Supplied data —
● ● ● ● ● ● ●
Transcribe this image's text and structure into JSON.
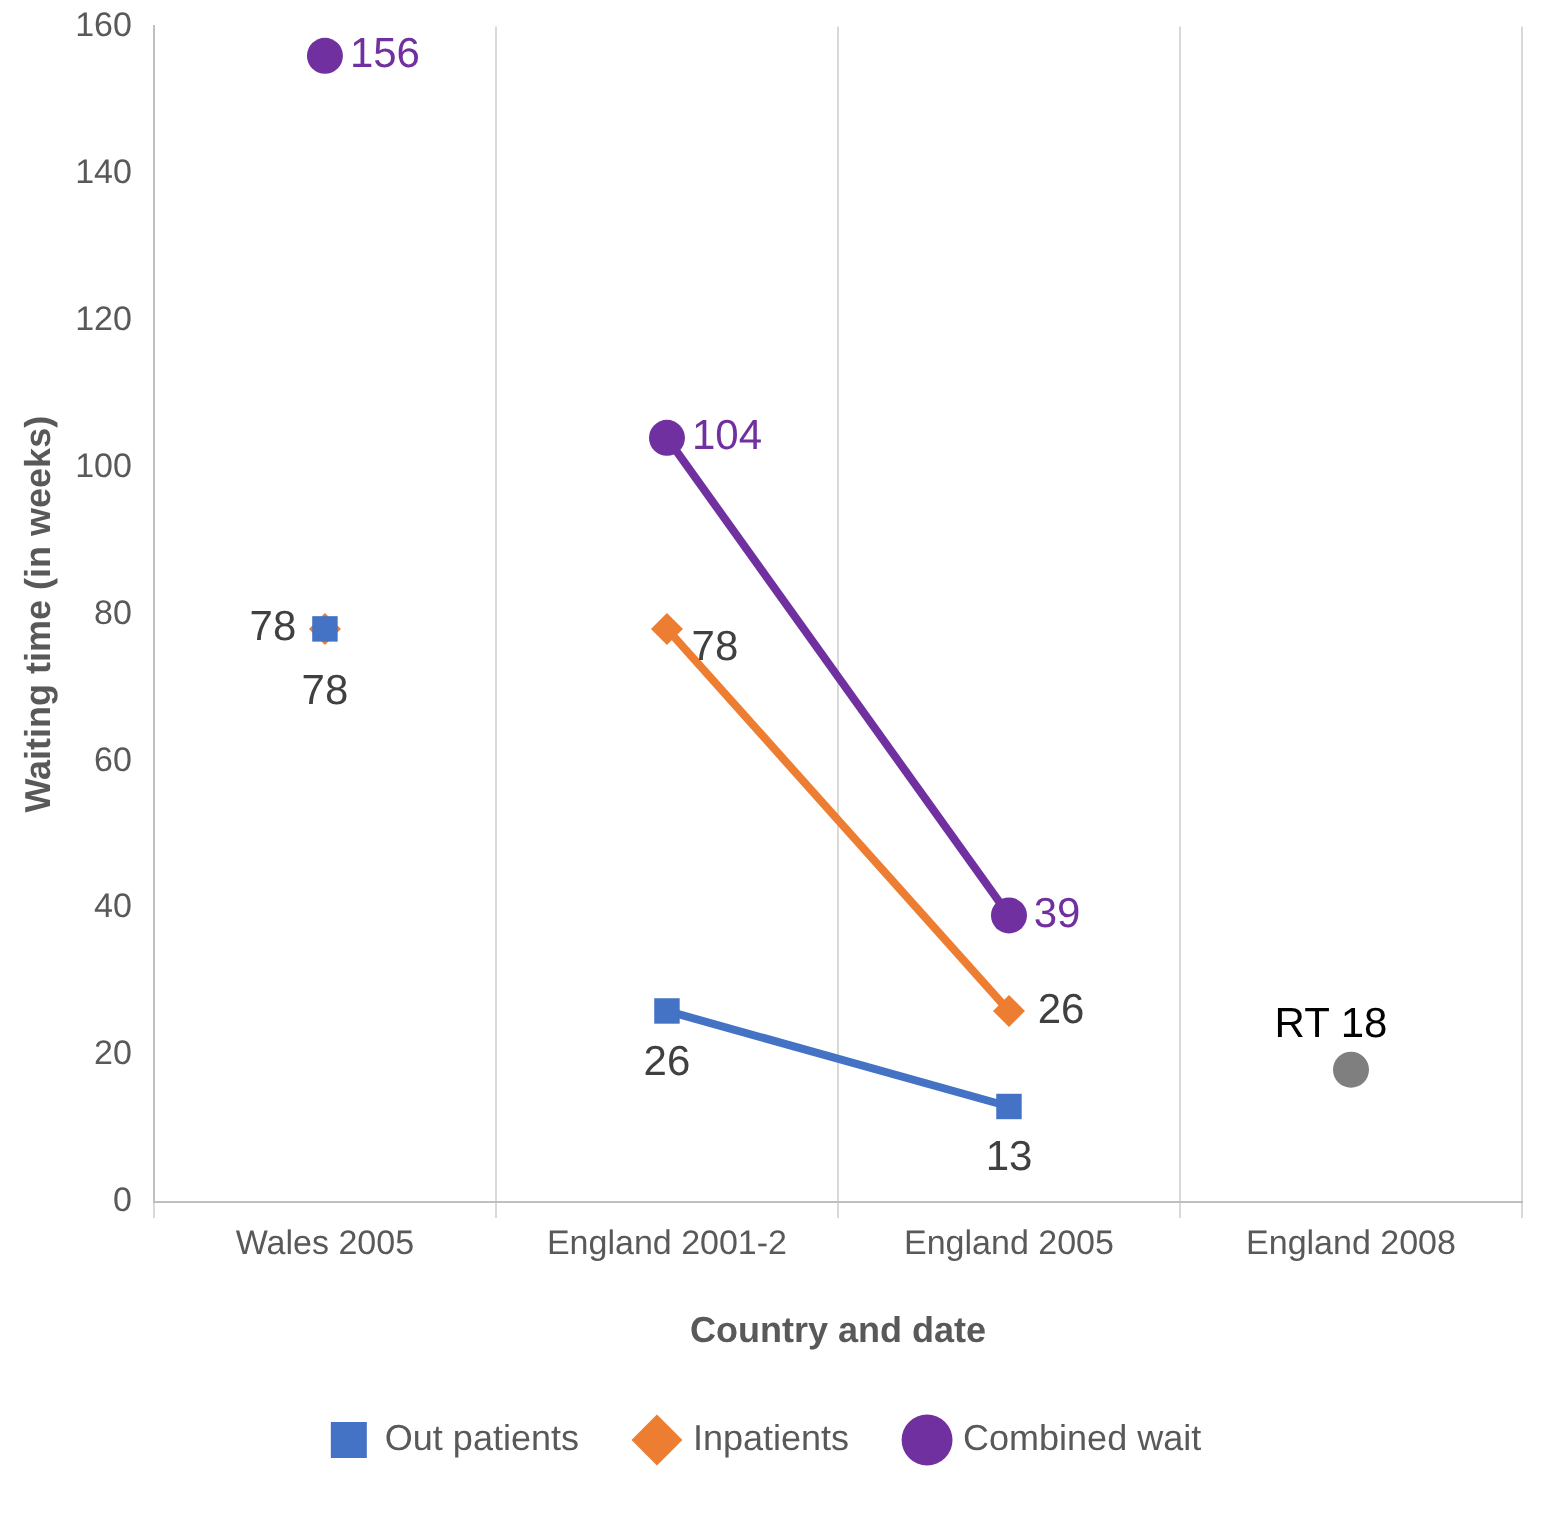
{
  "chart_data": {
    "type": "line",
    "xlabel": "Country and date",
    "ylabel": "Waiting time (in weeks)",
    "categories": [
      "Wales 2005",
      "England 2001-2",
      "England 2005",
      "England 2008"
    ],
    "ylim": [
      0,
      160
    ],
    "yticks": [
      0,
      20,
      40,
      60,
      80,
      100,
      120,
      140,
      160
    ],
    "grid": "x",
    "legend": "bottom",
    "series": [
      {
        "name": "Out patients",
        "color": "#4472c4",
        "marker": "square",
        "values": [
          null,
          26,
          13,
          null
        ],
        "value_labels": [
          null,
          "26",
          "13",
          null
        ]
      },
      {
        "name": "Inpatients",
        "color": "#ed7d31",
        "marker": "diamond",
        "values": [
          null,
          78,
          26,
          null
        ],
        "value_labels": [
          null,
          "78",
          "26",
          null
        ]
      },
      {
        "name": "Combined wait",
        "color": "#7030a0",
        "marker": "circle",
        "values": [
          null,
          104,
          39,
          null
        ],
        "value_labels": [
          null,
          "104",
          "39",
          null
        ]
      },
      {
        "type": "scatter",
        "color": "#4472c4",
        "marker": "square",
        "values": [
          78,
          null,
          null,
          null
        ],
        "value_labels": [
          "78",
          null,
          null,
          null
        ]
      },
      {
        "type": "scatter",
        "color": "#ed7d31",
        "marker": "diamond",
        "values": [
          78,
          null,
          null,
          null
        ],
        "value_labels": [
          "78",
          null,
          null,
          null
        ]
      },
      {
        "type": "scatter",
        "color": "#7030a0",
        "marker": "circle",
        "values": [
          156,
          null,
          null,
          null
        ],
        "value_labels": [
          "156",
          null,
          null,
          null
        ]
      },
      {
        "type": "scatter",
        "color": "#7f7f7f",
        "marker": "circle",
        "values": [
          null,
          null,
          null,
          18
        ],
        "value_labels": [
          null,
          null,
          null,
          "RT 18"
        ]
      }
    ]
  }
}
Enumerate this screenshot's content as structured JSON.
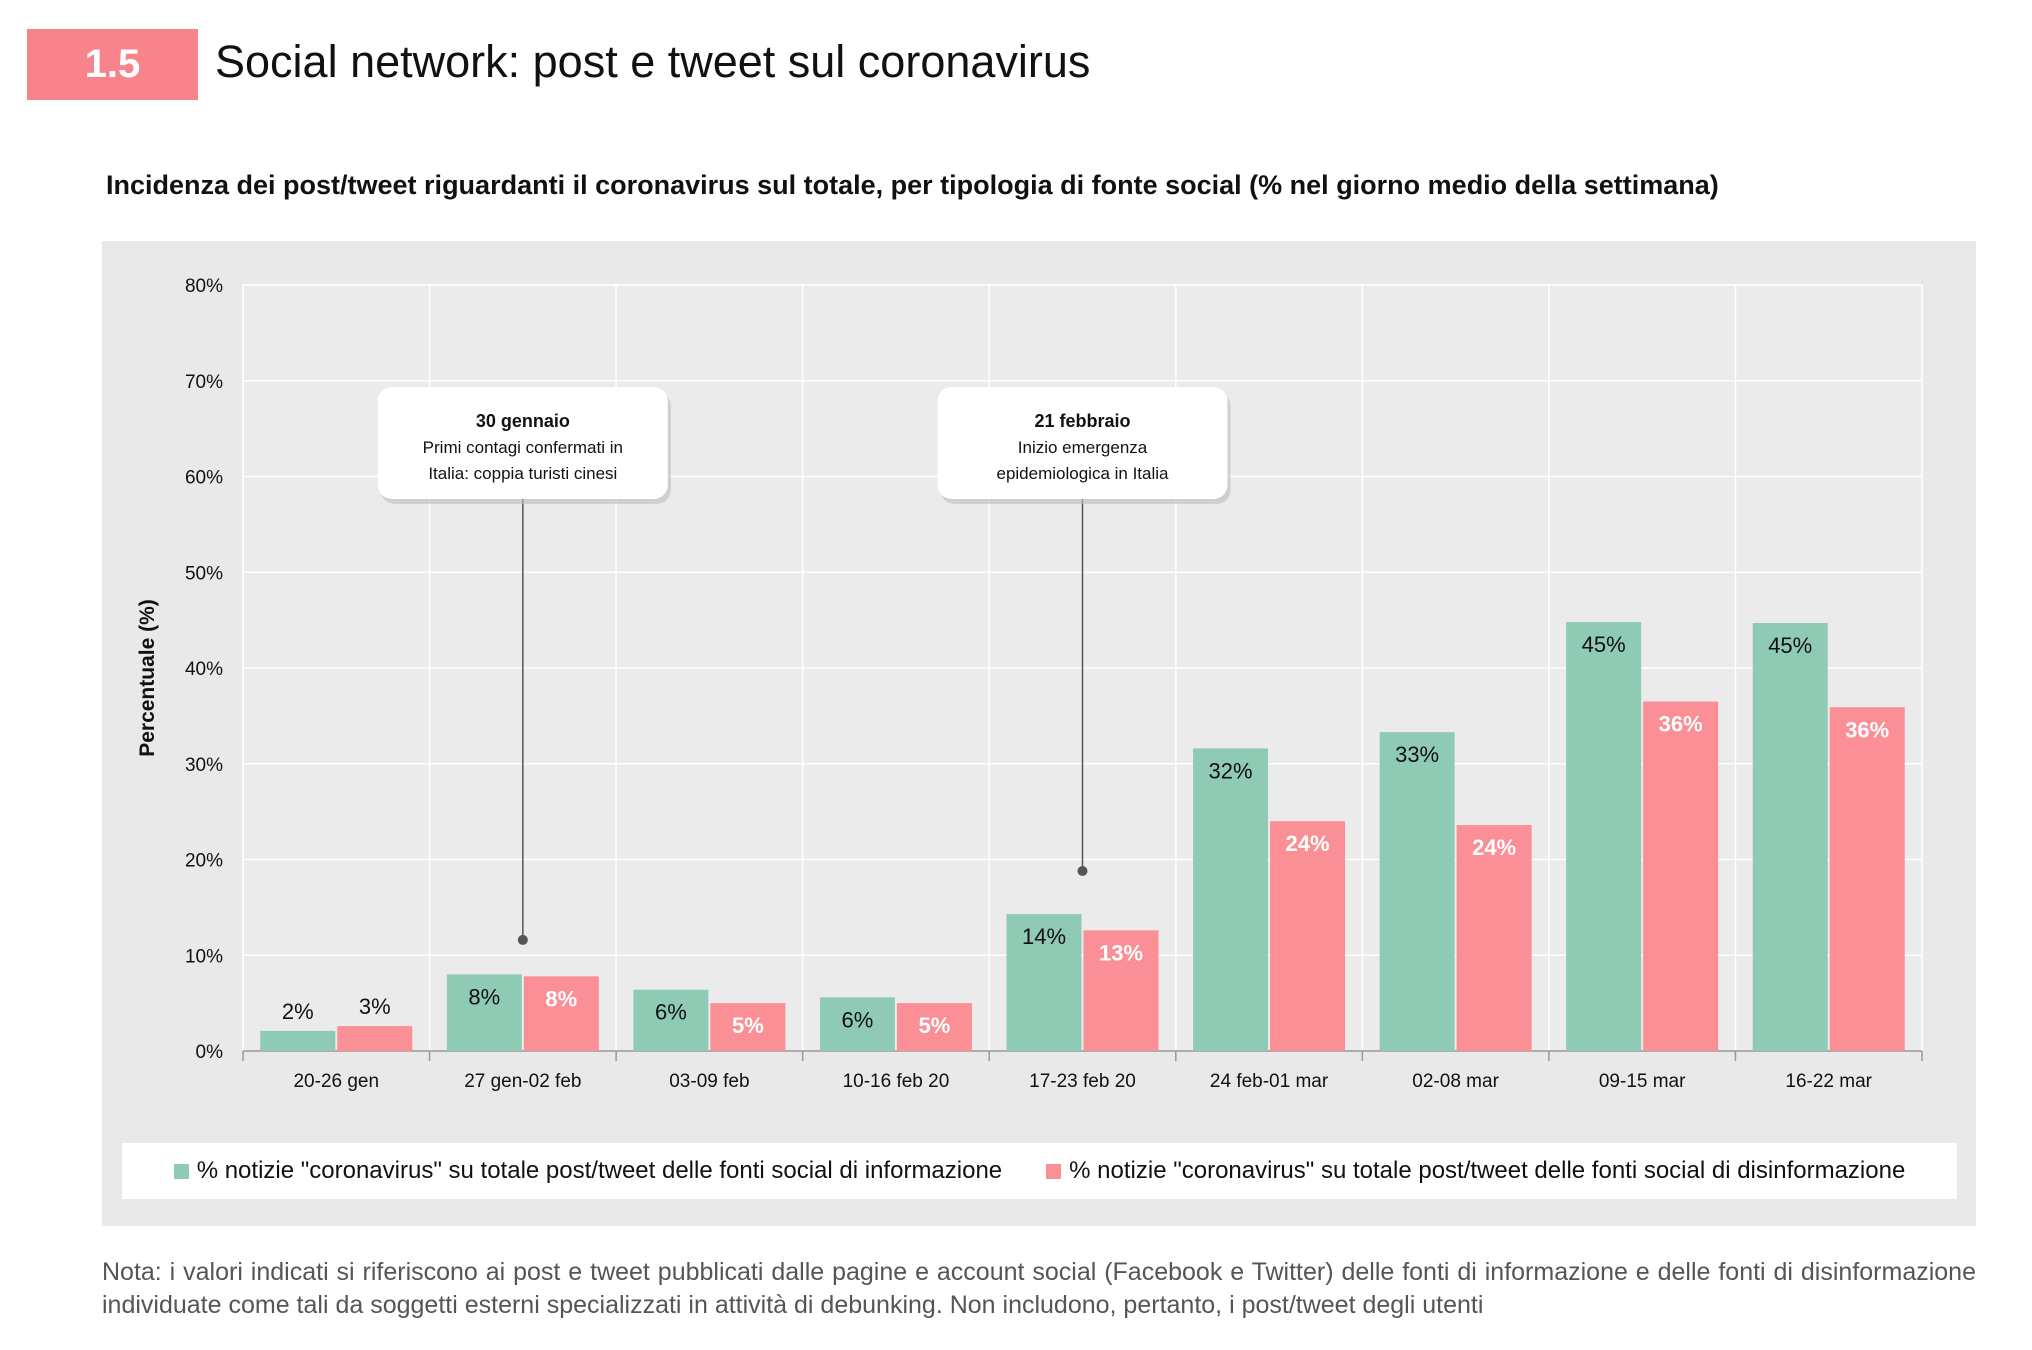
{
  "header": {
    "section_number": "1.5",
    "title": "Social network: post e tweet sul coronavirus"
  },
  "chart_data": {
    "type": "bar",
    "title": "Incidenza dei post/tweet riguardanti il coronavirus sul totale, per tipologia di fonte social (% nel giorno medio della settimana)",
    "ylabel": "Percentuale (%)",
    "xlabel": "",
    "ylim": [
      0,
      80
    ],
    "yticks": [
      "0%",
      "10%",
      "20%",
      "30%",
      "40%",
      "50%",
      "60%",
      "70%",
      "80%"
    ],
    "grid": true,
    "legend_position": "bottom",
    "categories": [
      "20-26 gen",
      "27 gen-02 feb",
      "03-09 feb",
      "10-16 feb 20",
      "17-23 feb 20",
      "24 feb-01 mar",
      "02-08 mar",
      "09-15 mar",
      "16-22 mar"
    ],
    "series": [
      {
        "name": "% notizie \"coronavirus\" su totale post/tweet delle fonti social di informazione",
        "color": "#8fcab5",
        "values": [
          2.1,
          8.0,
          6.4,
          5.6,
          14.3,
          31.6,
          33.3,
          44.8,
          44.7
        ],
        "labels": [
          "2%",
          "8%",
          "6%",
          "6%",
          "14%",
          "32%",
          "33%",
          "45%",
          "45%"
        ]
      },
      {
        "name": "% notizie \"coronavirus\" su totale post/tweet delle fonti social di disinformazione",
        "color": "#fa8f95",
        "values": [
          2.6,
          7.8,
          5.0,
          5.0,
          12.6,
          24.0,
          23.6,
          36.5,
          35.9
        ],
        "labels": [
          "3%",
          "8%",
          "5%",
          "5%",
          "13%",
          "24%",
          "24%",
          "36%",
          "36%"
        ]
      }
    ],
    "annotations": [
      {
        "category": "27 gen-02 feb",
        "point_y": 11.6,
        "title": "30 gennaio",
        "lines": [
          "Primi contagi confermati in",
          "Italia: coppia turisti cinesi"
        ]
      },
      {
        "category": "17-23 feb 20",
        "point_y": 18.8,
        "title": "21 febbraio",
        "lines": [
          "Inizio emergenza",
          "epidemiologica in Italia"
        ]
      }
    ]
  },
  "note": "Nota: i valori indicati si riferiscono ai post e tweet pubblicati dalle pagine e account social (Facebook e Twitter) delle fonti di informazione e delle fonti di disinformazione individuate come tali da soggetti esterni specializzati in attività di debunking. Non includono, pertanto, i post/tweet degli utenti"
}
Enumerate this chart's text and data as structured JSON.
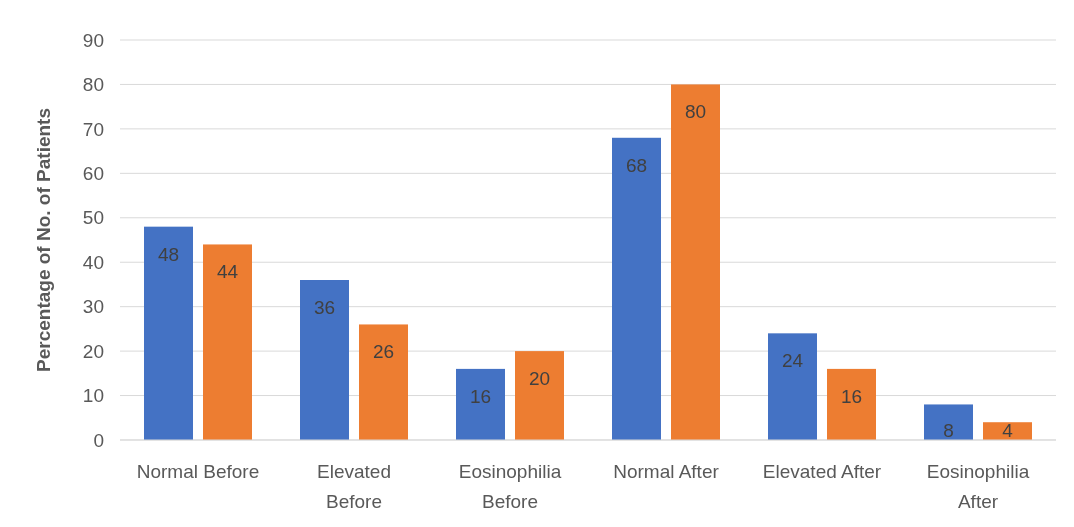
{
  "chart_data": {
    "type": "bar",
    "ylabel": "Percentage of No. of Patients",
    "categories": [
      "Normal Before",
      "Elevated Before",
      "Eosinophilia Before",
      "Normal After",
      "Elevated After",
      "Eosinophilia After"
    ],
    "series": [
      {
        "color": "#4472c4",
        "values": [
          48,
          36,
          16,
          68,
          24,
          8
        ]
      },
      {
        "color": "#ed7d31",
        "values": [
          44,
          26,
          20,
          80,
          16,
          4
        ]
      }
    ],
    "ylim": [
      0,
      90
    ],
    "yticks": [
      0,
      10,
      20,
      30,
      40,
      50,
      60,
      70,
      80,
      90
    ],
    "grid": "y",
    "data_labels": true
  }
}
● ● ● ● ● ● ●
Assigned task —
Each line above should be written out again exactly, without any image.

Answer space —
Transcribe this image's text and structure into JSON.
{
  "chart_data": {
    "type": "line",
    "xlabel": "Country and date",
    "ylabel": "Waiting time (in weeks)",
    "categories": [
      "Wales 2005",
      "England 2001-2",
      "England 2005",
      "England 2008"
    ],
    "ylim": [
      0,
      160
    ],
    "yticks": [
      0,
      20,
      40,
      60,
      80,
      100,
      120,
      140,
      160
    ],
    "grid": "x",
    "legend": "bottom",
    "series": [
      {
        "name": "Out patients",
        "color": "#4472c4",
        "marker": "square",
        "values": [
          null,
          26,
          13,
          null
        ],
        "value_labels": [
          null,
          "26",
          "13",
          null
        ]
      },
      {
        "name": "Inpatients",
        "color": "#ed7d31",
        "marker": "diamond",
        "values": [
          null,
          78,
          26,
          null
        ],
        "value_labels": [
          null,
          "78",
          "26",
          null
        ]
      },
      {
        "name": "Combined wait",
        "color": "#7030a0",
        "marker": "circle",
        "values": [
          null,
          104,
          39,
          null
        ],
        "value_labels": [
          null,
          "104",
          "39",
          null
        ]
      },
      {
        "type": "scatter",
        "color": "#4472c4",
        "marker": "square",
        "values": [
          78,
          null,
          null,
          null
        ],
        "value_labels": [
          "78",
          null,
          null,
          null
        ]
      },
      {
        "type": "scatter",
        "color": "#ed7d31",
        "marker": "diamond",
        "values": [
          78,
          null,
          null,
          null
        ],
        "value_labels": [
          "78",
          null,
          null,
          null
        ]
      },
      {
        "type": "scatter",
        "color": "#7030a0",
        "marker": "circle",
        "values": [
          156,
          null,
          null,
          null
        ],
        "value_labels": [
          "156",
          null,
          null,
          null
        ]
      },
      {
        "type": "scatter",
        "color": "#7f7f7f",
        "marker": "circle",
        "values": [
          null,
          null,
          null,
          18
        ],
        "value_labels": [
          null,
          null,
          null,
          "RT 18"
        ]
      }
    ]
  }
}
Enumerate this screenshot's content as structured JSON.
{
  "header": {
    "section_number": "1.5",
    "title": "Social network: post e tweet sul coronavirus"
  },
  "chart_data": {
    "type": "bar",
    "title": "Incidenza dei post/tweet riguardanti il coronavirus sul totale, per tipologia di fonte social (% nel giorno medio della settimana)",
    "ylabel": "Percentuale (%)",
    "xlabel": "",
    "ylim": [
      0,
      80
    ],
    "yticks": [
      "0%",
      "10%",
      "20%",
      "30%",
      "40%",
      "50%",
      "60%",
      "70%",
      "80%"
    ],
    "grid": true,
    "legend_position": "bottom",
    "categories": [
      "20-26 gen",
      "27 gen-02 feb",
      "03-09 feb",
      "10-16 feb 20",
      "17-23 feb 20",
      "24 feb-01 mar",
      "02-08 mar",
      "09-15 mar",
      "16-22 mar"
    ],
    "series": [
      {
        "name": "% notizie \"coronavirus\" su totale post/tweet delle fonti social di informazione",
        "color": "#8fcab5",
        "values": [
          2.1,
          8.0,
          6.4,
          5.6,
          14.3,
          31.6,
          33.3,
          44.8,
          44.7
        ],
        "labels": [
          "2%",
          "8%",
          "6%",
          "6%",
          "14%",
          "32%",
          "33%",
          "45%",
          "45%"
        ]
      },
      {
        "name": "% notizie \"coronavirus\" su totale post/tweet delle fonti social di disinformazione",
        "color": "#fa8f95",
        "values": [
          2.6,
          7.8,
          5.0,
          5.0,
          12.6,
          24.0,
          23.6,
          36.5,
          35.9
        ],
        "labels": [
          "3%",
          "8%",
          "5%",
          "5%",
          "13%",
          "24%",
          "24%",
          "36%",
          "36%"
        ]
      }
    ],
    "annotations": [
      {
        "category": "27 gen-02 feb",
        "point_y": 11.6,
        "title": "30 gennaio",
        "lines": [
          "Primi contagi confermati in",
          "Italia: coppia turisti cinesi"
        ]
      },
      {
        "category": "17-23 feb 20",
        "point_y": 18.8,
        "title": "21 febbraio",
        "lines": [
          "Inizio emergenza",
          "epidemiologica in Italia"
        ]
      }
    ]
  },
  "note": "Nota: i valori indicati si riferiscono ai post e tweet pubblicati dalle pagine e account social (Facebook e Twitter) delle fonti di informazione e delle fonti di disinformazione individuate come tali da soggetti esterni specializzati in attività di debunking. Non includono, pertanto, i post/tweet degli utenti"
}
Enumerate this chart's text and data as structured JSON.
{
  "chart_data": {
    "type": "bar",
    "ylabel": "Percentage of No. of Patients",
    "categories": [
      "Normal Before",
      "Elevated Before",
      "Eosinophilia Before",
      "Normal After",
      "Elevated After",
      "Eosinophilia After"
    ],
    "series": [
      {
        "color": "#4472c4",
        "values": [
          48,
          36,
          16,
          68,
          24,
          8
        ]
      },
      {
        "color": "#ed7d31",
        "values": [
          44,
          26,
          20,
          80,
          16,
          4
        ]
      }
    ],
    "ylim": [
      0,
      90
    ],
    "yticks": [
      0,
      10,
      20,
      30,
      40,
      50,
      60,
      70,
      80,
      90
    ],
    "grid": "y",
    "data_labels": true
  }
}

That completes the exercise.